• **What to do**
Using the listing below, please gather every line containing the word "text".

Dataset excerpts

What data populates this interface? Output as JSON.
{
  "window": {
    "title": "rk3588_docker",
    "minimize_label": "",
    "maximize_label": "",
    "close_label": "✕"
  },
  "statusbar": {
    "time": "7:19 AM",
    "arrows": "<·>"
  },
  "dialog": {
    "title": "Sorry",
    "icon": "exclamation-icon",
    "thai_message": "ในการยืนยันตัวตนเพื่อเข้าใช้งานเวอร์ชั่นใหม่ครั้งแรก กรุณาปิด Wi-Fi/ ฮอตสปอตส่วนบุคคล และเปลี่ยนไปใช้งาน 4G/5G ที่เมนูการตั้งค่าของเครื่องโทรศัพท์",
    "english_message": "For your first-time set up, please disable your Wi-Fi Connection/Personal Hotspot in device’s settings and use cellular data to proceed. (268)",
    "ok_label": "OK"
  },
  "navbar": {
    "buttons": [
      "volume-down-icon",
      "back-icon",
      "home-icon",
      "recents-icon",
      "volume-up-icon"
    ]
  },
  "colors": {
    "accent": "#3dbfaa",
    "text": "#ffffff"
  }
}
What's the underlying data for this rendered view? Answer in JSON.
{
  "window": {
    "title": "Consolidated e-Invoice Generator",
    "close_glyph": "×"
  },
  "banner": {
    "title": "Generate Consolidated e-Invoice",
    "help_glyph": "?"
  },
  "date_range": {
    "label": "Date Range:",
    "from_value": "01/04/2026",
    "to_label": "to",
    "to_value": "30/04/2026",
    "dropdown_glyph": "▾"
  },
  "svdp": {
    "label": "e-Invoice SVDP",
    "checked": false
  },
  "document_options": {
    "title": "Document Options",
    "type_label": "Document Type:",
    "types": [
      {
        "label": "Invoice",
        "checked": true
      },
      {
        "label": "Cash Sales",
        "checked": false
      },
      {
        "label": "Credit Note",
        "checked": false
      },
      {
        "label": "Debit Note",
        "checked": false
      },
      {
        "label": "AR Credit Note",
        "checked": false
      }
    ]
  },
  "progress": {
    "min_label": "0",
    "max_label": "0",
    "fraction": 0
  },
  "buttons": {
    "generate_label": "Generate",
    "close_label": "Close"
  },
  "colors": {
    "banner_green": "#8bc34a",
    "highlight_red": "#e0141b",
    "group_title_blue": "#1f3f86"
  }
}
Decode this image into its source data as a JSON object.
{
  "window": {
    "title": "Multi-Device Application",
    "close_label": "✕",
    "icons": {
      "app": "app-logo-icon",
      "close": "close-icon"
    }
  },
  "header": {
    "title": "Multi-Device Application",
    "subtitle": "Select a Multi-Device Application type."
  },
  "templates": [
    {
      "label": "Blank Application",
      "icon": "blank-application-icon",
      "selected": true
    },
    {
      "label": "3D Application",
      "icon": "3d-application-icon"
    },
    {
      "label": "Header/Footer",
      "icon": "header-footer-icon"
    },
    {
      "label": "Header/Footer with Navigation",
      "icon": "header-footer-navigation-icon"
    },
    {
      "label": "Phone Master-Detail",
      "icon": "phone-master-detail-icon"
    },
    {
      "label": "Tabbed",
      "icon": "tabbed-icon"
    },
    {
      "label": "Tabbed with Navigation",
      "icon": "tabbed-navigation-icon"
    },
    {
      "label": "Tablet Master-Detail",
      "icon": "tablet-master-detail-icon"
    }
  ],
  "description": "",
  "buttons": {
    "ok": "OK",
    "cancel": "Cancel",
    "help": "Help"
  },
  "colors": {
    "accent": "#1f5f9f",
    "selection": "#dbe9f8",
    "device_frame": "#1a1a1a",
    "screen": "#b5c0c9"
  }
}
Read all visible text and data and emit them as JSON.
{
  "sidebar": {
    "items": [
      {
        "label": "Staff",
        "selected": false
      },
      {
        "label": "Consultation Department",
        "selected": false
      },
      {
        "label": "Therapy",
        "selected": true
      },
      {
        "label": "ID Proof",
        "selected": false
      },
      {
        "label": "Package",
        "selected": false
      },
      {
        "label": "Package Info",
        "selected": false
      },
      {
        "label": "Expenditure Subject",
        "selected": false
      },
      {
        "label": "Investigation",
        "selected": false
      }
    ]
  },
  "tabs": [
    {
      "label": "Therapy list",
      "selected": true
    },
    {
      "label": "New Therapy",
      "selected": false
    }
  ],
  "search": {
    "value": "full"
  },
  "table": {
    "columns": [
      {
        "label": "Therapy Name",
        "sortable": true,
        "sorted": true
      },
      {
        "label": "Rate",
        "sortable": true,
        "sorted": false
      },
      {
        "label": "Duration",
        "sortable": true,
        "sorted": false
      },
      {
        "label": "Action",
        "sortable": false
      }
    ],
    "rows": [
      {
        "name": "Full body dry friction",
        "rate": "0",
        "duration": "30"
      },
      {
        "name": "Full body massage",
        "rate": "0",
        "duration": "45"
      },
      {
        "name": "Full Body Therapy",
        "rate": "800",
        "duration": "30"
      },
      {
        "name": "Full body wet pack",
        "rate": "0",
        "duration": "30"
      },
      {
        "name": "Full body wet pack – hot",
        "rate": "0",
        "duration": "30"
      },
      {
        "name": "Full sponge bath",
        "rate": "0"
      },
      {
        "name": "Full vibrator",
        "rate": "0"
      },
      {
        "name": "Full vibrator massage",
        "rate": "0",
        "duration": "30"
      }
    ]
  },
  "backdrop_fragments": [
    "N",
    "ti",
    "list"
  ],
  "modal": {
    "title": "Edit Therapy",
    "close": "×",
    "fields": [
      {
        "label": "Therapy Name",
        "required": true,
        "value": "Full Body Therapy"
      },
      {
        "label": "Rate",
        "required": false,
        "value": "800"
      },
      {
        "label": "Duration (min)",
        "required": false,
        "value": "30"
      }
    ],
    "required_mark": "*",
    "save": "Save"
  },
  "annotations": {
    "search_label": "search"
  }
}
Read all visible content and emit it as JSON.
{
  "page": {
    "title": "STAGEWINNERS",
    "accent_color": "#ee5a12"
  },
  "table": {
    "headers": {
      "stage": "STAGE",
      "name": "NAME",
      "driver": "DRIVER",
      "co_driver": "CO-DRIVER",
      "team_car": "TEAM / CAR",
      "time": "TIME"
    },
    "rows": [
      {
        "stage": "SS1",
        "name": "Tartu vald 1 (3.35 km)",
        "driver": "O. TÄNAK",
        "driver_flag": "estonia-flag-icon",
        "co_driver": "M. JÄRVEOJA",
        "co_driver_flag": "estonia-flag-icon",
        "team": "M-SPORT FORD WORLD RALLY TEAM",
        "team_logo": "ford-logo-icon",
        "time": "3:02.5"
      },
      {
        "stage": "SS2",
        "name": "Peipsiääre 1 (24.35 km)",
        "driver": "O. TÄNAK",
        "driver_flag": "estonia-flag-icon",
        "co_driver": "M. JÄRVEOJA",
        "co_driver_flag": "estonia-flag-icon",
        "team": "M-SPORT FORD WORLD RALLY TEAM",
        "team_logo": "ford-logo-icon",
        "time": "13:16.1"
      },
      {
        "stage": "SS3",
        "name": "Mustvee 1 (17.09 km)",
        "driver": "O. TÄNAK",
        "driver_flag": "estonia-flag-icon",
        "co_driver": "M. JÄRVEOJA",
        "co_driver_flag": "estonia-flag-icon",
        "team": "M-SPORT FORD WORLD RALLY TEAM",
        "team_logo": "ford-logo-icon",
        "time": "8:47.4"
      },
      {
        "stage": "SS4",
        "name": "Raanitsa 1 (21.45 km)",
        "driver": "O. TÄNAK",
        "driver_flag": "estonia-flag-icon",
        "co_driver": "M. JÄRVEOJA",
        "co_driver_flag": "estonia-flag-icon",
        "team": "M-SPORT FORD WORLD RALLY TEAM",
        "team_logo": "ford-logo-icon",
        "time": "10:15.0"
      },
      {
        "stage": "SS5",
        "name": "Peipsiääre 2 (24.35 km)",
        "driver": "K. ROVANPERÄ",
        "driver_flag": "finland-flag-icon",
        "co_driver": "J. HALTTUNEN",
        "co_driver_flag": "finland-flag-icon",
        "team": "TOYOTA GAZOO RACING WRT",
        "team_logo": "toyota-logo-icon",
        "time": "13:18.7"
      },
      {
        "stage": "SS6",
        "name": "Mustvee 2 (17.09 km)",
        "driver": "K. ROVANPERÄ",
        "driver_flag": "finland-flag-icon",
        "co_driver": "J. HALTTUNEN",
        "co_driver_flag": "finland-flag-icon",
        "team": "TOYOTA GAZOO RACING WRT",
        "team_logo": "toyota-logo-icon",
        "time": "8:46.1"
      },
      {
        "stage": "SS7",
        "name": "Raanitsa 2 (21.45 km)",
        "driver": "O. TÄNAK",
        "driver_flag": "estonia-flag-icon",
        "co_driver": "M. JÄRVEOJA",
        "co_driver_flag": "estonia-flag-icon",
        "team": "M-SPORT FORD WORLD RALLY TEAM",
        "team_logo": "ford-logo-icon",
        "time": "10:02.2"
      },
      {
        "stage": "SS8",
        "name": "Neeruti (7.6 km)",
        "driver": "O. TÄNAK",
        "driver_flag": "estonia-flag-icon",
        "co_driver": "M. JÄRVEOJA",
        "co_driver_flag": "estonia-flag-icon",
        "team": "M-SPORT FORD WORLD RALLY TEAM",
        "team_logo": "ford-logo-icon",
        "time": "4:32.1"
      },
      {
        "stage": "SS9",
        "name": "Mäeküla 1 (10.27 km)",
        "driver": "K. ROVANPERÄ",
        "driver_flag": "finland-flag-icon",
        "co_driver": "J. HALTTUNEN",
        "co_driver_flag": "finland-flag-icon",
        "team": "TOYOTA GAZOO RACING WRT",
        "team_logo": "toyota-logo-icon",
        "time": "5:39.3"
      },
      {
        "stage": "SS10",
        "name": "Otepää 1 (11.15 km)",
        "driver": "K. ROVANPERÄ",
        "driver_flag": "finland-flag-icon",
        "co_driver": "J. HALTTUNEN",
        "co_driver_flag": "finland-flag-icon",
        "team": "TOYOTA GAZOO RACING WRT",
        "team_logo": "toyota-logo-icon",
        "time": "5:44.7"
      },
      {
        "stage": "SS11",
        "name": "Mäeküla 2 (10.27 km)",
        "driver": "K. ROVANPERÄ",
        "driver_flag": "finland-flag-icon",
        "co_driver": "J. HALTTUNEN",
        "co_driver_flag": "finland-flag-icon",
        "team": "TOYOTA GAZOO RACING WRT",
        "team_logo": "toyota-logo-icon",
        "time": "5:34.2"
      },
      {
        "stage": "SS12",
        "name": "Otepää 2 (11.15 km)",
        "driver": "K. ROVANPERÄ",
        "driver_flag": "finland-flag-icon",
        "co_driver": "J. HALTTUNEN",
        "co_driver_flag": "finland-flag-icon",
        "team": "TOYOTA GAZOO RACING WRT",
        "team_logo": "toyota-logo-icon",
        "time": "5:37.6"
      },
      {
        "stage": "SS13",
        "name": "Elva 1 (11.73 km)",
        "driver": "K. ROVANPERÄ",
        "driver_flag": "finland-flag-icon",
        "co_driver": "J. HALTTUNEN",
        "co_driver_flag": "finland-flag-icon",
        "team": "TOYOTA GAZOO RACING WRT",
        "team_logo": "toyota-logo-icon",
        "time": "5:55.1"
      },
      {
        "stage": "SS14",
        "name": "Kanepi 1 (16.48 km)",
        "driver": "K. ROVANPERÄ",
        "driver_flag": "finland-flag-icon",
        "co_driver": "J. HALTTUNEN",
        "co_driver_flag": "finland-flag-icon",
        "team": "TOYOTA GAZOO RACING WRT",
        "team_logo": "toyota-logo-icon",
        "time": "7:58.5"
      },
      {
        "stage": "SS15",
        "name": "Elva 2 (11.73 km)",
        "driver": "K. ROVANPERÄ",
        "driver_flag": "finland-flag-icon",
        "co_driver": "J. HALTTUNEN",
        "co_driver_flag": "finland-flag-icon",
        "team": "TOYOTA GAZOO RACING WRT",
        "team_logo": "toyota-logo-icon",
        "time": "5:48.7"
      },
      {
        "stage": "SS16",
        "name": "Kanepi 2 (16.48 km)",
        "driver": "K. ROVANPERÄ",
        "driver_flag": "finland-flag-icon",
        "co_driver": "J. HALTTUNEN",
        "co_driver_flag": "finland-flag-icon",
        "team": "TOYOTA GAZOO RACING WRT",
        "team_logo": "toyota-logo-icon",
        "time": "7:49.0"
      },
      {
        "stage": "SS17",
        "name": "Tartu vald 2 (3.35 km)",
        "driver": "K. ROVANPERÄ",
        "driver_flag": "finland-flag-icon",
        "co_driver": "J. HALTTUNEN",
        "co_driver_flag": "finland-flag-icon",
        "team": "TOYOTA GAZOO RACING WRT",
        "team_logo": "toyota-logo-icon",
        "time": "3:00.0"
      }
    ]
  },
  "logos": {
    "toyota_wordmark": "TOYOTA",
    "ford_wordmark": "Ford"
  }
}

• **Expected output**
    "text": "#ffffff"
Read all visible text and data and emit them as JSON.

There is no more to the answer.